■ Fragmento proporcionado
┌──

Mi diagnóstico, además de una variedad de nuevas experiencias médicas, me llevó a seguir una carrera en bioética teológica. Ahora divido mi tiempo entre investigar, dar clases y brindar servicios de consultor en ética médica en un hospital local. En mi trabajo clínico paso mucho tiempo con personas enfermas que enfrentan decisiones difíciles en el hospital. Converso con pacientes y familias angustiados porque la enfermedad les ha trastornado la vida. Me reúno con médicos, enfermeras y otros profesionales de la salud que están experimentando niveles muy altos de angustia moral. Estar enfermo o cuidar de alguien enfermo siempre ha sido difícil, pero los recursos y los trabajadores del sistema de salud de Estados Unidos están más exigidos que nunca. Mientras luchamos para gestionar este nivel de enfermedad colectiva podemos preguntarnos: ¿Por qué Dios permite esto? ¿Por qué no hizo a nuestros cuerpos más resistentes?
Ha habido momentos en los cuales deseé tener un cuerpo diferente, un cuerpo que pudiera estar a tiro con las demandas físicas y mentales de mi vida. Pareciera que nunca estoy lo suficientemente alerta, fuerte o coordinado para cumplir lo que demanda mi trabajo o para criar a mis hijos. Es natural desilusionarse o frustrarse cuando nuestros cuerpos parecen fallarnos. Como cristianos podemos esperar que nuestros cuerpos resucitados sean distintos. Anhelamos que en el reino de Dios nuestra sociedad sea perfecta, y nuestros cuerpos también.

Bernardo Ramonfaur, No tengan miedo, soy yo, acrílico y óleo sobre lienzo, 2020. Todo el arte de Bernardo Ramonfaur. Usado con permiso.
A lo largo de la historia, los teólogos imaginaron que los cuerpos resucitados perfectos serían completamente capaces y libres de defectos, pero también que se mantendrían en la edad perfecta (probablemente treinta y tres años, la edad a la que murió Jesús), y algunos incluso profetizaron que todos seríamos flacos, altos, varones y barbudos (San Agustín pensaba que las barbas hacían lucir mejor a los hombres). Recientemente me topé con unos escritos de un monje cisterciense del siglo doce que creía que “la piel etíope” se volvería blanca luego de la resurrección. Estas descripciones de cuerpos “perfectos” ofenderían a muchas personas hoy, pero es probable que seamos igual de presos de nuestras ideas contemporáneas de cuerpos bellos y perfectos. Muchos de nosotros anhelamos un cuerpo que nuestra cultura nos diga que es valioso. He conocido a muchos cristianos que anhelan un cuerpo joven, bello, atlético, fuerte físicamente y una mente brillante.

└──

■ Los datos

┌──

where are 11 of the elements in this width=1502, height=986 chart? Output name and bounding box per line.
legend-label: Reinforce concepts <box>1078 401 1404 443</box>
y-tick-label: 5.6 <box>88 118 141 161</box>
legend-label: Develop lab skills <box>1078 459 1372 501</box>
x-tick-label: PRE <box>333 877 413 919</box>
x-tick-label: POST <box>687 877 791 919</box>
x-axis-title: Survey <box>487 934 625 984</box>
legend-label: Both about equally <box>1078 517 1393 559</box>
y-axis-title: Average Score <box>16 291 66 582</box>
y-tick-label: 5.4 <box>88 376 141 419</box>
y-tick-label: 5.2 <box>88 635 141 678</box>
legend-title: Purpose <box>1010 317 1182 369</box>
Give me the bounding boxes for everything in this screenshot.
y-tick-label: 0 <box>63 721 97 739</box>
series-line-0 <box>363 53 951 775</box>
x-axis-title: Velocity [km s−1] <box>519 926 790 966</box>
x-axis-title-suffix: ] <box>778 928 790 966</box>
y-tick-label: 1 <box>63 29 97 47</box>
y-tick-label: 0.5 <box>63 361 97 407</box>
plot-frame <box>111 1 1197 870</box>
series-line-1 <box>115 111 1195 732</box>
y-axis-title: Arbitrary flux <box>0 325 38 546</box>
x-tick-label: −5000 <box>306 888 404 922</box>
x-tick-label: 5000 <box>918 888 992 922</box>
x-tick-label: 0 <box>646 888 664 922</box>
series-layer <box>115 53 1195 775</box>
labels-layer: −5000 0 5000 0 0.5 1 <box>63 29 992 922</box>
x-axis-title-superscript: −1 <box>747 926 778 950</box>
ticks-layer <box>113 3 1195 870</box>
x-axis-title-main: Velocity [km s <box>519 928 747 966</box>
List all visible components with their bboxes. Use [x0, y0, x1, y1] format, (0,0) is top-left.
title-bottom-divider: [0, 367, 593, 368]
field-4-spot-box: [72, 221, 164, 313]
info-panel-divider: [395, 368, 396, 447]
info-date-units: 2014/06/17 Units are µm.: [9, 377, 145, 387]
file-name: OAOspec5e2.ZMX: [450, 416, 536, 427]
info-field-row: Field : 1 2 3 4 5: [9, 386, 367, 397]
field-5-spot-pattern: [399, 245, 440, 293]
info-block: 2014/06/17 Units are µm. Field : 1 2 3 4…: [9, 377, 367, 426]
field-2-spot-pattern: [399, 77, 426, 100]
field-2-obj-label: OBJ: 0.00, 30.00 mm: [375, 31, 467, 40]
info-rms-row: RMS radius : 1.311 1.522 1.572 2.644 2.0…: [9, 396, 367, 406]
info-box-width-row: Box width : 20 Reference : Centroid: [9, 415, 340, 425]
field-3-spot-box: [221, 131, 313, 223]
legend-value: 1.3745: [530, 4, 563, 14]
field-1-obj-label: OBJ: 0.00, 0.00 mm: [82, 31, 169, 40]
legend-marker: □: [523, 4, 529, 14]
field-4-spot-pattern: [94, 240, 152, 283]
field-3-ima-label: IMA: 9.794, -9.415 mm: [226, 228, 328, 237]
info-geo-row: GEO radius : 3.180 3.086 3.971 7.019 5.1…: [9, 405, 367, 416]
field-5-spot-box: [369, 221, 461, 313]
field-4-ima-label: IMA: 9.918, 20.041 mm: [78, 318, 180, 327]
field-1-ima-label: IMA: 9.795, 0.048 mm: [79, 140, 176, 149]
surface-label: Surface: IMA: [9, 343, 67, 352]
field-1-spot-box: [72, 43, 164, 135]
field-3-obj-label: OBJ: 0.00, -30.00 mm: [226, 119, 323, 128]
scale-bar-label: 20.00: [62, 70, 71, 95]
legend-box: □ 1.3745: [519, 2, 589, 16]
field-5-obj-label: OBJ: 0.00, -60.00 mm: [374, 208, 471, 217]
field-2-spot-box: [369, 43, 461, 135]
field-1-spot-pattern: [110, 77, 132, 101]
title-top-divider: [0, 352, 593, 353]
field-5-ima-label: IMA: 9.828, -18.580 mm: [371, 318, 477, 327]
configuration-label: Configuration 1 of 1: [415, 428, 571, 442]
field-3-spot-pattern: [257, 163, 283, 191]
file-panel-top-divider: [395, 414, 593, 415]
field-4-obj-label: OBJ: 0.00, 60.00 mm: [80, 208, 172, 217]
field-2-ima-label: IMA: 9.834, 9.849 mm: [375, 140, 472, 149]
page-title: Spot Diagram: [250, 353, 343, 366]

└──

■ Preguntas por responder
1. Según el fragmento, ¿qué edad imaginaban los teólogos que conservarían los cuerpos resucitados?
2. Cita del fragmento el pasaje que va de "Ha habido momentos" a "Usado con permiso.".

■ Ejercicio resuelto
1. Probablemente treinta y tres años, la edad a la que murió Jesús.

2.
Ha habido momentos en los cuales deseé tener un cuerpo diferente, un cuerpo que pudiera estar a tiro con las demandas físicas y mentales de mi vida. Pareciera que nunca estoy lo suficientemente alerta, fuerte o coordinado para cumplir lo que demanda mi trabajo o para criar a mis hijos. Es natural desilusionarse o frustrarse cuando nuestros cuerpos parecen fallarnos. Como cristianos podemos esperar que nuestros cuerpos resucitados sean distintos. Anhelamos que en el reino de Dios nuestra sociedad sea perfecta, y nuestros cuerpos también.

Bernardo Ramonfaur, No tengan miedo, soy yo, acrílico y óleo sobre lienzo, 2020. Todo el arte de Bernardo Ramonfaur. Usado con permiso.